__GIVEN EXERCISE__:
Copy nothing but the text: repeat each entry exactly and drop the images.

---------------

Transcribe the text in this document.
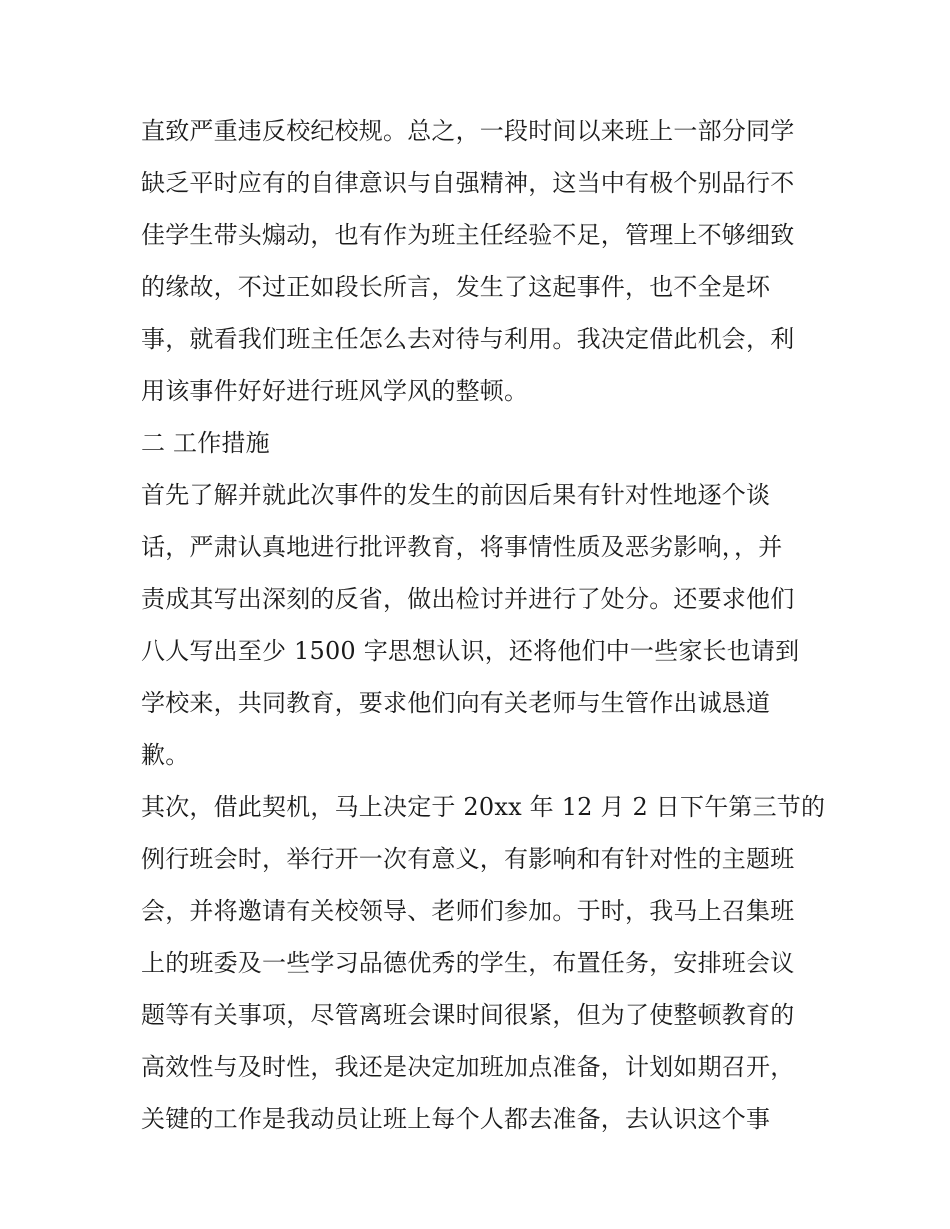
直致严重违反校纪校规。总之，一段时间以来班上一部分同学
缺乏平时应有的自律意识与自强精神，这当中有极个别品行不
佳学生带头煽动，也有作为班主任经验不足，管理上不够细致
的缘故，不过正如段长所言，发生了这起事件，也不全是坏
事，就看我们班主任怎么去对待与利用。我决定借此机会，利
用该事件好好进行班风学风的整顿。
二 工作措施
首先了解并就此次事件的发生的前因后果有针对性地逐个谈
话，严肃认真地进行批评教育，将事情性质及恶劣影响，，并
责成其写出深刻的反省，做出检讨并进行了处分。还要求他们
八人写出至少 1500 字思想认识，还将他们中一些家长也请到
学校来，共同教育，要求他们向有关老师与生管作出诚恳道
歉。
其次，借此契机，马上决定于 20xx 年 12 月 2 日下午第三节的
例行班会时，举行开一次有意义，有影响和有针对性的主题班
会，并将邀请有关校领导、老师们参加。于时，我马上召集班
上的班委及一些学习品德优秀的学生，布置任务，安排班会议
题等有关事项，尽管离班会课时间很紧，但为了使整顿教育的
高效性与及时性，我还是决定加班加点准备，计划如期召开，
关键的工作是我动员让班上每个人都去准备，去认识这个事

---------------

__EXPECTED ANSWER__:
Transcribe the text in this document.
直致严重违反校纪校规。总之，一段时间以来班上一部分同学
缺乏平时应有的自律意识与自强精神，这当中有极个别品行不
佳学生带头煽动，也有作为班主任经验不足，管理上不够细致
的缘故，不过正如段长所言，发生了这起事件，也不全是坏
事，就看我们班主任怎么去对待与利用。我决定借此机会，利
用该事件好好进行班风学风的整顿。
二 工作措施
首先了解并就此次事件的发生的前因后果有针对性地逐个谈
话，严肃认真地进行批评教育，将事情性质及恶劣影响，，并
责成其写出深刻的反省，做出检讨并进行了处分。还要求他们
八人写出至少 1500 字思想认识，还将他们中一些家长也请到
学校来，共同教育，要求他们向有关老师与生管作出诚恳道
歉。
其次，借此契机，马上决定于 20xx 年 12 月 2 日下午第三节的
例行班会时，举行开一次有意义，有影响和有针对性的主题班
会，并将邀请有关校领导、老师们参加。于时，我马上召集班
上的班委及一些学习品德优秀的学生，布置任务，安排班会议
题等有关事项，尽管离班会课时间很紧，但为了使整顿教育的
高效性与及时性，我还是决定加班加点准备，计划如期召开，
关键的工作是我动员让班上每个人都去准备，去认识这个事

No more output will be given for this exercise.